(Supplied material):
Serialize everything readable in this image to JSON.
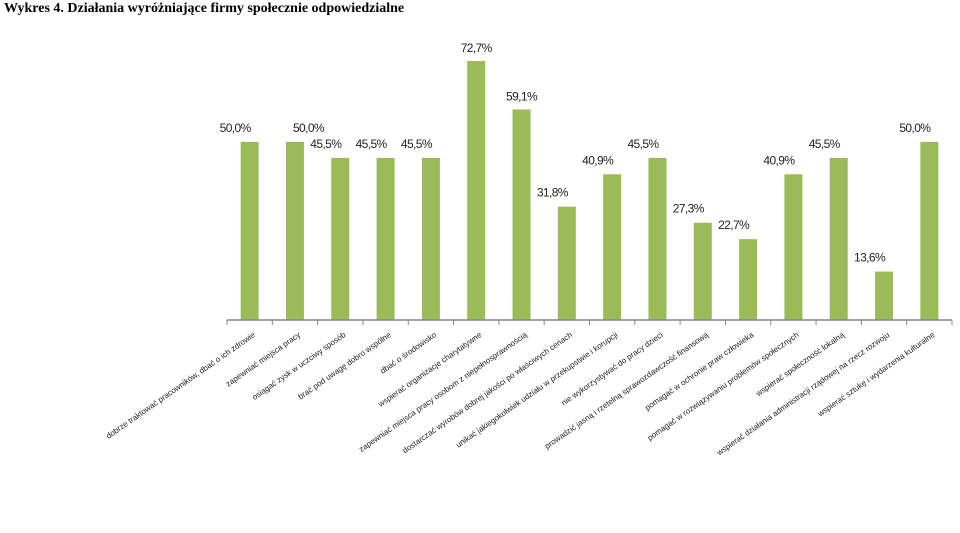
{
  "title": "Wykres 4. Działania wyróżniające firmy społecznie odpowiedzialne",
  "chart_data": {
    "type": "bar",
    "title": "",
    "xlabel": "",
    "ylabel": "",
    "ylim": [
      0,
      80
    ],
    "grid": false,
    "bar_color": "#9bbb59",
    "axis_color": "#868686",
    "categories": [
      "dobrze traktować pracowników, dbać o ich zdrowie",
      "zapewniać miejsca pracy",
      "osiągać zysk w uczciwy sposób",
      "brać pod uwagę dobro wspólne",
      "dbać o środowisko",
      "wspierać organizacje charytatywne",
      "zapewniać miejsca pracy osobom z niepełnosprawnością",
      "dostarczać wyrobów dobrej jakości po właściwych cenach",
      "unikać jakiegokolwiek udziału w przekupstwie i korupcji",
      "nie wykorzystywać do pracy dzieci",
      "prowadzić jasną i rzetelną sprawozdawczość finansową",
      "pomagać w ochronie praw człowieka",
      "pomagać w rozwiązywaniu problemów społecznych",
      "wspierać społeczność lokalną",
      "wspierać działania administracji rządowej na rzecz rozwoju",
      "wspierać sztukę i wydarzenia kulturalne"
    ],
    "values": [
      50.0,
      50.0,
      45.5,
      45.5,
      45.5,
      72.7,
      59.1,
      31.8,
      40.9,
      45.5,
      27.3,
      22.7,
      40.9,
      45.5,
      13.6,
      50.0
    ],
    "value_labels": [
      "50,0%",
      "50,0%",
      "45,5%",
      "45,5%",
      "45,5%",
      "72,7%",
      "59,1%",
      "31,8%",
      "40,9%",
      "45,5%",
      "27,3%",
      "22,7%",
      "40,9%",
      "45,5%",
      "13,6%",
      "50,0%"
    ],
    "label_positions": [
      "left",
      "right",
      "left",
      "left",
      "left",
      "above",
      "above",
      "left",
      "left",
      "left",
      "left",
      "left",
      "left",
      "left",
      "left",
      "left"
    ]
  }
}
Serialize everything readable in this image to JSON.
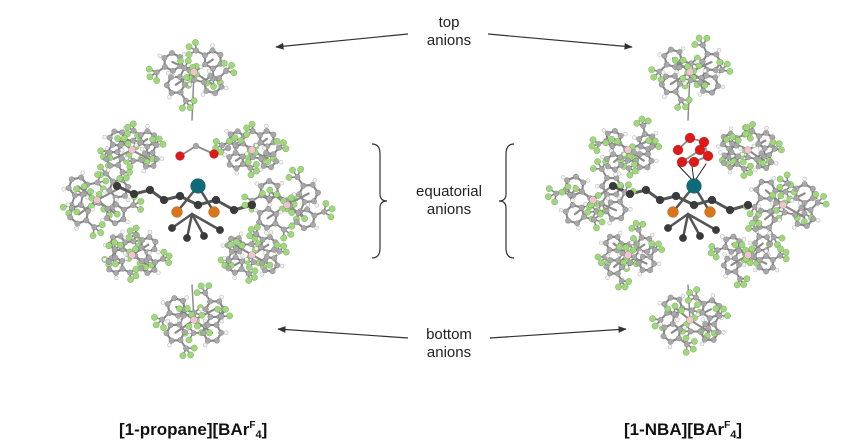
{
  "labels": {
    "top": [
      "top",
      "anions"
    ],
    "equatorial": [
      "equatorial",
      "anions"
    ],
    "bottom": [
      "bottom",
      "anions"
    ]
  },
  "captions": {
    "left": {
      "pre": "[1-propane][BAr",
      "sup": "F",
      "sub": "4",
      "post": "]"
    },
    "right": {
      "pre": "[1-NBA][BAr",
      "sup": "F",
      "sub": "4",
      "post": "]"
    }
  },
  "colors": {
    "fluorine": "#9ed87a",
    "carbon": "#a8a8a8",
    "carbon_dark": "#3a3a3a",
    "hydrogen": "#f2f2f2",
    "boron": "#f2c4d0",
    "rhodium": "#0e6b78",
    "phosphorus": "#d9761c",
    "oxygen": "#e01818",
    "bond": "#8c8c8c"
  }
}
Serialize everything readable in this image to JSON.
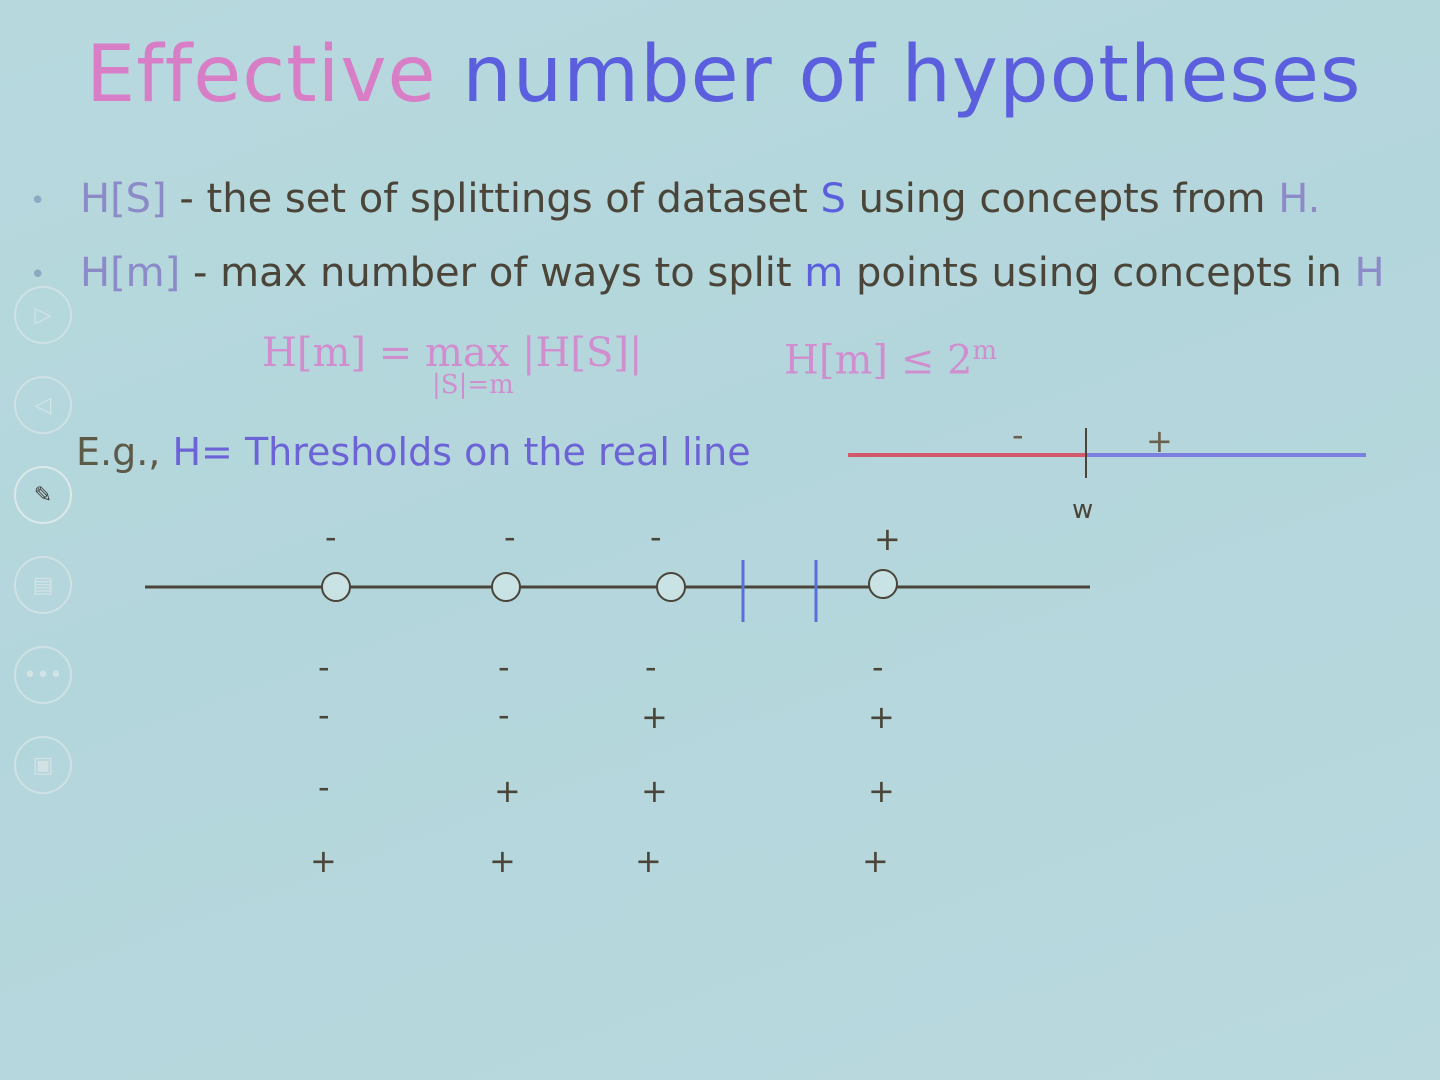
{
  "title": {
    "part1": "Effective",
    "part2": "number of hypotheses"
  },
  "bullets": [
    {
      "pre": "H[S]",
      "t1": " - the set of splittings of dataset ",
      "hl": "S",
      "t2": " using concepts from ",
      "post": "H."
    },
    {
      "pre": "H[m]",
      "t1": " - max number of ways to split ",
      "hl": "m",
      "t2": " points using concepts in ",
      "post": "H"
    }
  ],
  "formula1": {
    "main": "H[m] = max |H[S]|",
    "sub": "|S|=m"
  },
  "formula2": {
    "main": "H[m] ≤ 2",
    "sup": "m"
  },
  "example": {
    "pre": "E.g., ",
    "text": "H= Thresholds on the real line"
  },
  "threshold_diagram": {
    "minus": "-",
    "plus": "+",
    "w": "w"
  },
  "point_labels_top": [
    "-",
    "-",
    "-",
    "+"
  ],
  "labeling_rows": [
    [
      "-",
      "-",
      "-",
      "-"
    ],
    [
      "-",
      "-",
      "+",
      "+"
    ],
    [
      "-",
      "+",
      "+",
      "+"
    ],
    [
      "+",
      "+",
      "+",
      "+"
    ]
  ],
  "left_controls": [
    {
      "icon": "play-icon"
    },
    {
      "icon": "back-icon"
    },
    {
      "icon": "pen-icon"
    },
    {
      "icon": "slides-icon"
    },
    {
      "icon": "more-icon"
    },
    {
      "icon": "screen-icon"
    }
  ],
  "colors": {
    "background": "#b5d8dd",
    "title_pink": "#d87ec6",
    "title_blue": "#5b5fde",
    "formula_pink": "#d18ecf",
    "line_red": "#d35a6a",
    "line_blue": "#7c7fe0",
    "point_fill": "#c9e2e4",
    "threshold_mark": "#5b6fd9"
  }
}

(Exercise aim):
Out of the material above, select every line that holds the string "pomagać".

(Solution for this exercise):
      "pomagać w ochronie praw człowieka",
      "pomagać w rozwiązywaniu problemów społecznych",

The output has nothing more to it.